**Requirement**
Reproduce the records verbatim, from their start up to and including the line containing "recommend-title: (주)한성배관 xyxy=(258,2338,289,2346)", and output only those lines.

**Data in this exercise**

----------------------------------------

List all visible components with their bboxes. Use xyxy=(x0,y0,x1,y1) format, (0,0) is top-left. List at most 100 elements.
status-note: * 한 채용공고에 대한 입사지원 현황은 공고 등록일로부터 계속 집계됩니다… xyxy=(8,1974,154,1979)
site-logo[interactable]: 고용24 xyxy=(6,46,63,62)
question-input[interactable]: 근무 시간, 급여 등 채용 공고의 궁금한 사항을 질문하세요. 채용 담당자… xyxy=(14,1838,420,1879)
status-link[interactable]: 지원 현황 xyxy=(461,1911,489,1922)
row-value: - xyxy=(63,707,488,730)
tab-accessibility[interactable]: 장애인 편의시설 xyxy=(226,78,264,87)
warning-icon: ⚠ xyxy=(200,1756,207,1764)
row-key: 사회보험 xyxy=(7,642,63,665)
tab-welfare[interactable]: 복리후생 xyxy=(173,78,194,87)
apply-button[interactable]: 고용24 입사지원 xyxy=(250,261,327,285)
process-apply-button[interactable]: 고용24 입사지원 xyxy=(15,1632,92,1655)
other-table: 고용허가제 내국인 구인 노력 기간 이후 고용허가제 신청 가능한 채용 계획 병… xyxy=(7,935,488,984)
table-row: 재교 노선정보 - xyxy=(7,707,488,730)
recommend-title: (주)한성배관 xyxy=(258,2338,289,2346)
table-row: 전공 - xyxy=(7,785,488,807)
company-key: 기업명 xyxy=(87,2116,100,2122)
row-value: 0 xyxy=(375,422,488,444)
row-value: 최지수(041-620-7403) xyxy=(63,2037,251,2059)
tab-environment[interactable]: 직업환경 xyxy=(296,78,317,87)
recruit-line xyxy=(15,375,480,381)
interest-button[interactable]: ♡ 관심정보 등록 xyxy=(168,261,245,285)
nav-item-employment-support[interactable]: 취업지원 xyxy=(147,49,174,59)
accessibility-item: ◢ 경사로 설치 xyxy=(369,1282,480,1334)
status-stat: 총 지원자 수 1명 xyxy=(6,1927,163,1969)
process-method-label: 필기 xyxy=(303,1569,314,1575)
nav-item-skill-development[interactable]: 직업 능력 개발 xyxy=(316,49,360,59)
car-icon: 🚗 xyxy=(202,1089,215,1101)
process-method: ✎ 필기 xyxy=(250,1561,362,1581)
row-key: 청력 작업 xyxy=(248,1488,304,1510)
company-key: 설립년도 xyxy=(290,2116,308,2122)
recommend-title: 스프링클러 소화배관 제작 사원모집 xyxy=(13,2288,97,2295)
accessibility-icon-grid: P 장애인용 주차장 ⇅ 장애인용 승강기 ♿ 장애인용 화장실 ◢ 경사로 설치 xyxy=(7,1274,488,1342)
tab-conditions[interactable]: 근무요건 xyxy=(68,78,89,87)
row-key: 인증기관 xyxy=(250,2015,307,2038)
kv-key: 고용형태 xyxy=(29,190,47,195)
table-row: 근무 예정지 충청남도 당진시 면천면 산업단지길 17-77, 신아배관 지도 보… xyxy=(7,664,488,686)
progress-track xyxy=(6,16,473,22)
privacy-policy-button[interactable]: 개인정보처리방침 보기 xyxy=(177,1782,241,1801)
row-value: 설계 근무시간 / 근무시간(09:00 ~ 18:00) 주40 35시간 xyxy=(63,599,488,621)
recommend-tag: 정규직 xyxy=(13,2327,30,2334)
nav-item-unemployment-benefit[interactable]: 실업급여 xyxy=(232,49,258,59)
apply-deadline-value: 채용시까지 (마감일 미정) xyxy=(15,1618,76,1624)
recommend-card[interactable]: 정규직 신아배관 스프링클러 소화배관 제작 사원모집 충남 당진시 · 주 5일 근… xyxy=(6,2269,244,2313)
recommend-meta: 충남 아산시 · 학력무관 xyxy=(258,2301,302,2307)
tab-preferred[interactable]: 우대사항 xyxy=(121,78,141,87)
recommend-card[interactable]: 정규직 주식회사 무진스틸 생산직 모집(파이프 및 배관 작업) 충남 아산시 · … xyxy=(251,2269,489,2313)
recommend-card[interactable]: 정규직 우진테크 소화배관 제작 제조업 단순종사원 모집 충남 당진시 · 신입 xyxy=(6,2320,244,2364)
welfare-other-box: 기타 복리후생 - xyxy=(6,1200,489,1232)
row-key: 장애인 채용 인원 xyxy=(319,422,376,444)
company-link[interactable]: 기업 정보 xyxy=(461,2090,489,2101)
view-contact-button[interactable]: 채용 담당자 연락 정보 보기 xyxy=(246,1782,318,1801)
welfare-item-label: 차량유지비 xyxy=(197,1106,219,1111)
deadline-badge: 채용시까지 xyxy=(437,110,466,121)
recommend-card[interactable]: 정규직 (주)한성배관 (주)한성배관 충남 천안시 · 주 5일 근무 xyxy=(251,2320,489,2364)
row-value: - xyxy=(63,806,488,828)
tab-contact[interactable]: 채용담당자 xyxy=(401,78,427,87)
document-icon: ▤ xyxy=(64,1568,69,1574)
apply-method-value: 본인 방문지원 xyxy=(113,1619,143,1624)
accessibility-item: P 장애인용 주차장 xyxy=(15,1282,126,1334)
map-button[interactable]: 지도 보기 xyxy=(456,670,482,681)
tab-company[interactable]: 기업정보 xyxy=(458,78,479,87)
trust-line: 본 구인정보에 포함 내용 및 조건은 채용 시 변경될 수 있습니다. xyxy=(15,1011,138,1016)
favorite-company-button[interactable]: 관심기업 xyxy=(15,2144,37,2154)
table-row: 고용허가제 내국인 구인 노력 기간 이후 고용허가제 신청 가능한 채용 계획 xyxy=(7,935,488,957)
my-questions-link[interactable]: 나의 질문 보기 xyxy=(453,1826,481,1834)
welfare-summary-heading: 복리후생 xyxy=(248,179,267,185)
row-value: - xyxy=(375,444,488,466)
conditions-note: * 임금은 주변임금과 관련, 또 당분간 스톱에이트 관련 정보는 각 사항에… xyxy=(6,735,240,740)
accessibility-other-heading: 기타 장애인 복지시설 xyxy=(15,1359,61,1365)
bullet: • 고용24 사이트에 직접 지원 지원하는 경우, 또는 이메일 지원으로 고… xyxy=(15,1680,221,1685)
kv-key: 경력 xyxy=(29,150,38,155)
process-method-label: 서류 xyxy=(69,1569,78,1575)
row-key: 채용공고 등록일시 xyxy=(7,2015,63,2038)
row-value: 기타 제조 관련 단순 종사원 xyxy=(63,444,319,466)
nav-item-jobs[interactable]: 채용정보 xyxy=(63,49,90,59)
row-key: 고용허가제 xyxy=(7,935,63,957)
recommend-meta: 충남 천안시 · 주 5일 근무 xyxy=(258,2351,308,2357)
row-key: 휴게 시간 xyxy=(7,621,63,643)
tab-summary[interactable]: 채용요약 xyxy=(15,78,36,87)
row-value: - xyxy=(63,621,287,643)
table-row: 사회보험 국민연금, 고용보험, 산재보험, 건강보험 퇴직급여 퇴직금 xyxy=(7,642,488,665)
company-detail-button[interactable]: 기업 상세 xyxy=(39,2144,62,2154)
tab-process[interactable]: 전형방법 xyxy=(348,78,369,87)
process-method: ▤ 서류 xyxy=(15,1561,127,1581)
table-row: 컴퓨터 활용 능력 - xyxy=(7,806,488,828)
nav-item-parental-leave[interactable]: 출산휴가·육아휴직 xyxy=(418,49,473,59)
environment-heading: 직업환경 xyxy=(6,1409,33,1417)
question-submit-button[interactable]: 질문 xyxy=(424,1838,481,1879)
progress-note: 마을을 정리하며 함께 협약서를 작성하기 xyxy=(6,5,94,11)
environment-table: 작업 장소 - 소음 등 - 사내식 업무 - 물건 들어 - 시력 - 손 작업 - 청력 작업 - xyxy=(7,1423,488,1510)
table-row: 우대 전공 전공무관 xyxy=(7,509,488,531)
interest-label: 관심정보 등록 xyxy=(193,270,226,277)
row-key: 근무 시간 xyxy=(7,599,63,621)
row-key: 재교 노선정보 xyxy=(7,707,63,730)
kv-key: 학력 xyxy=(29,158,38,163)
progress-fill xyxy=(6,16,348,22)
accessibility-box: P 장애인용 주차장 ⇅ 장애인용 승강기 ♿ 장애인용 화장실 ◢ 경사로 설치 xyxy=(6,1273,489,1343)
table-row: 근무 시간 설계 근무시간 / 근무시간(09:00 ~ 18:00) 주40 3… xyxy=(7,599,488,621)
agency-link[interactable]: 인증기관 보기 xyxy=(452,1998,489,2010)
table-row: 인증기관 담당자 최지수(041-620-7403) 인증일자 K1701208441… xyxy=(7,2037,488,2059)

----------------------------------------

**The response**
List all visible components with their bboxes. Use xyxy=(x0,y0,x1,y1) format, (0,0) is top-left. List at most 100 elements.
status-note: * 한 채용공고에 대한 입사지원 현황은 공고 등록일로부터 계속 집계됩니다… xyxy=(8,1974,154,1979)
site-logo[interactable]: 고용24 xyxy=(6,46,63,62)
question-input[interactable]: 근무 시간, 급여 등 채용 공고의 궁금한 사항을 질문하세요. 채용 담당자… xyxy=(14,1838,420,1879)
status-link[interactable]: 지원 현황 xyxy=(461,1911,489,1922)
row-value: - xyxy=(63,707,488,730)
tab-accessibility[interactable]: 장애인 편의시설 xyxy=(226,78,264,87)
warning-icon: ⚠ xyxy=(200,1756,207,1764)
row-key: 사회보험 xyxy=(7,642,63,665)
tab-welfare[interactable]: 복리후생 xyxy=(173,78,194,87)
apply-button[interactable]: 고용24 입사지원 xyxy=(250,261,327,285)
process-apply-button[interactable]: 고용24 입사지원 xyxy=(15,1632,92,1655)
other-table: 고용허가제 내국인 구인 노력 기간 이후 고용허가제 신청 가능한 채용 계획 병… xyxy=(7,935,488,984)
table-row: 재교 노선정보 - xyxy=(7,707,488,730)
recommend-title: (주)한성배관 xyxy=(258,2338,289,2346)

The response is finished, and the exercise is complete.